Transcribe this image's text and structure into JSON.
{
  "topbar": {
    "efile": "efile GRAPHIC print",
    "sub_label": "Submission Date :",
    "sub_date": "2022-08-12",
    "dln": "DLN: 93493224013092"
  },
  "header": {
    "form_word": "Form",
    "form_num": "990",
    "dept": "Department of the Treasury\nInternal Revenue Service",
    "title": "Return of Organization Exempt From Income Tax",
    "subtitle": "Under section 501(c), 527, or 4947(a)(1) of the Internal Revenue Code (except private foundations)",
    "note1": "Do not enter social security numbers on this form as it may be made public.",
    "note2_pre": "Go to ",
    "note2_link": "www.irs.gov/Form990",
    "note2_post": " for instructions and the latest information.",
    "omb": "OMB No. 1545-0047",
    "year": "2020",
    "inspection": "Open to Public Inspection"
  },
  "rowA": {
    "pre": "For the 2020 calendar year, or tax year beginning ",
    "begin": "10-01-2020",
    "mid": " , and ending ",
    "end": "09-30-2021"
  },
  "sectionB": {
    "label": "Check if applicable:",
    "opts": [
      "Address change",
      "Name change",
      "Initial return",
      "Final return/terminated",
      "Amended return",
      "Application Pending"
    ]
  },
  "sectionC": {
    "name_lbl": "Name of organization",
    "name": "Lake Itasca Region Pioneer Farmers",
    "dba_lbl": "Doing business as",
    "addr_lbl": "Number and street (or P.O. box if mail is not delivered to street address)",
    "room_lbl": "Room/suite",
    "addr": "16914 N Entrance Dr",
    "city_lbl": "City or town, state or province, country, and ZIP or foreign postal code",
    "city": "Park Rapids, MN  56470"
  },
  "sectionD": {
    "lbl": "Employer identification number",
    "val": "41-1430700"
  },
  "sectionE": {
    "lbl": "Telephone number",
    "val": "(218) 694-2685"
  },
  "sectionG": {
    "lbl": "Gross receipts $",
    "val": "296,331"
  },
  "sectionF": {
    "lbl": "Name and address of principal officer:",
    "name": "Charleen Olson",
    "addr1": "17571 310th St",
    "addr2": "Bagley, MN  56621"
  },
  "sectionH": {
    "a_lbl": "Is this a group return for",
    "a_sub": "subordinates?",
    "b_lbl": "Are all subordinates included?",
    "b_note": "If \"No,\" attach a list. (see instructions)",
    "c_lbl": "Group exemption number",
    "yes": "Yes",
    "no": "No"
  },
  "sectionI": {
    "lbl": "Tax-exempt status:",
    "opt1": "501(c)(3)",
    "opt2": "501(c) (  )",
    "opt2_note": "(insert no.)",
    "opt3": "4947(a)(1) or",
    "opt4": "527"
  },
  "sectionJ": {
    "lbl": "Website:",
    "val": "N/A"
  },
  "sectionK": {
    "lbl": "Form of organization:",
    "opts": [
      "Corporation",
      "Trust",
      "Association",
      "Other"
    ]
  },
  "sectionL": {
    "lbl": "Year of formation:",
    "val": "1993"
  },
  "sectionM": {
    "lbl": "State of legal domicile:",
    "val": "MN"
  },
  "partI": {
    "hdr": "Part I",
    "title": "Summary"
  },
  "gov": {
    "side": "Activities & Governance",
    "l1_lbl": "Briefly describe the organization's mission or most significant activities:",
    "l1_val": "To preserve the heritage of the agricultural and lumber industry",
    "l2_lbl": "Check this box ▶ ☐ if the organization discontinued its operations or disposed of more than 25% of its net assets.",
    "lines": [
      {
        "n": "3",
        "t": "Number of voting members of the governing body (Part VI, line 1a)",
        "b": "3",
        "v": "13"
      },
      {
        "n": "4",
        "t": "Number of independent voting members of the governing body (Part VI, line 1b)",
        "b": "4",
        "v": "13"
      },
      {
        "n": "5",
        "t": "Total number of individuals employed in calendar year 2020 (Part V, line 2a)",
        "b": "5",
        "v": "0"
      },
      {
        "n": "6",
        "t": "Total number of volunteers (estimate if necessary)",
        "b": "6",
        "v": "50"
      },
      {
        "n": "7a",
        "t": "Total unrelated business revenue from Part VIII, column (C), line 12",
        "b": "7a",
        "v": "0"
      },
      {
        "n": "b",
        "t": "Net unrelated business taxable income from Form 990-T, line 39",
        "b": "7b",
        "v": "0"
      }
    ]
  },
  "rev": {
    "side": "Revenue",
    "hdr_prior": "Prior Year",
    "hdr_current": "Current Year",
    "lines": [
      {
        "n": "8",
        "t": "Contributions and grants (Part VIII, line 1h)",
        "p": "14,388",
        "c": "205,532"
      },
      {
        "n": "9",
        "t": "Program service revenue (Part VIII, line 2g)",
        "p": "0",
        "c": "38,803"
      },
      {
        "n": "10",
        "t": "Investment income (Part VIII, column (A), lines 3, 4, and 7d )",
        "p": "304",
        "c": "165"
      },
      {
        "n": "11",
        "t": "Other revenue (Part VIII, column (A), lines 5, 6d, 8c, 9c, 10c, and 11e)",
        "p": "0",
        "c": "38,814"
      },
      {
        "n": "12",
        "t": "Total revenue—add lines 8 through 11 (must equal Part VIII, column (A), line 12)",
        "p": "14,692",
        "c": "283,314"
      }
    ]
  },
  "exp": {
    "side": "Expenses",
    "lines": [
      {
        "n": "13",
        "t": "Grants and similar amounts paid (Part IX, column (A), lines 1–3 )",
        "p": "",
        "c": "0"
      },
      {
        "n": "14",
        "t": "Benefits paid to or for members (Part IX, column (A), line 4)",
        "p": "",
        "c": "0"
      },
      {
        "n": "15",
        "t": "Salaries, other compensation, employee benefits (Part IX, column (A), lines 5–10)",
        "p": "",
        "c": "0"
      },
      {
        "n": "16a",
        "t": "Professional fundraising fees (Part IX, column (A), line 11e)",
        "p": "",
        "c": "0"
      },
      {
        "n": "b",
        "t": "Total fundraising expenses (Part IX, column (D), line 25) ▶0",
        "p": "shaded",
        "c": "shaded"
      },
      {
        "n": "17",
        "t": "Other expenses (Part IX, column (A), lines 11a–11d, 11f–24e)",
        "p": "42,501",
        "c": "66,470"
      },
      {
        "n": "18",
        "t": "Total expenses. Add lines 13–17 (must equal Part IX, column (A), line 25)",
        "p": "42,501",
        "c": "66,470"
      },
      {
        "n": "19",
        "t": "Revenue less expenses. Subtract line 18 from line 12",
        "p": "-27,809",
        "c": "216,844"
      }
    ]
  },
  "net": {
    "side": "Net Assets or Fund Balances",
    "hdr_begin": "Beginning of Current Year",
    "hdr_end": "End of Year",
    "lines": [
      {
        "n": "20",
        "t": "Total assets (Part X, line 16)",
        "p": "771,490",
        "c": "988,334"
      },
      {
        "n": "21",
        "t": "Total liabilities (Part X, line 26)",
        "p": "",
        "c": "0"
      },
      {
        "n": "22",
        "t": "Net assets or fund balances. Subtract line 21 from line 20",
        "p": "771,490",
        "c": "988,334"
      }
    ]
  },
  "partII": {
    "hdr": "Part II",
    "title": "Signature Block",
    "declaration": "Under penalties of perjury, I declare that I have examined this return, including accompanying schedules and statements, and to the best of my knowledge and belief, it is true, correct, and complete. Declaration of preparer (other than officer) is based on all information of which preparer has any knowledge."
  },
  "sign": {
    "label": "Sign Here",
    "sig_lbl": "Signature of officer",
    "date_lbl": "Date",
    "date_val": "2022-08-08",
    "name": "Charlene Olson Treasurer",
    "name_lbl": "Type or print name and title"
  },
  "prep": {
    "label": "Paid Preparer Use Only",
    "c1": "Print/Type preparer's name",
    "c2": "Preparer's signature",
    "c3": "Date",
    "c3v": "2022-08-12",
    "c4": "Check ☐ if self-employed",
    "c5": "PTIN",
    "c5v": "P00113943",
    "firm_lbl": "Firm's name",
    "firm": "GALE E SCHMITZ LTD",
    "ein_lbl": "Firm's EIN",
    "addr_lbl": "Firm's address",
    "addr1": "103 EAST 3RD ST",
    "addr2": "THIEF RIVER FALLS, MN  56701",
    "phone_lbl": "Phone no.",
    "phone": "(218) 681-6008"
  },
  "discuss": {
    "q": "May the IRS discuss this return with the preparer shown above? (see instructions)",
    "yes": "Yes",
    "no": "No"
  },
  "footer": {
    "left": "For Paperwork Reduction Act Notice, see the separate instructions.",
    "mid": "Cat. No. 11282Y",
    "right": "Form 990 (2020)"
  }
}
= = = = =
◆ **PROBLEM TO SOLVE**
Scan the material above. Copy each line where "unrelated" occurs.

◆ **ANSWER IN FULL**
        "t": "Total unrelated business revenue from Part VIII, column (C), line 12",
        "t": "Net unrelated business taxable income from Form 990-T, line 39",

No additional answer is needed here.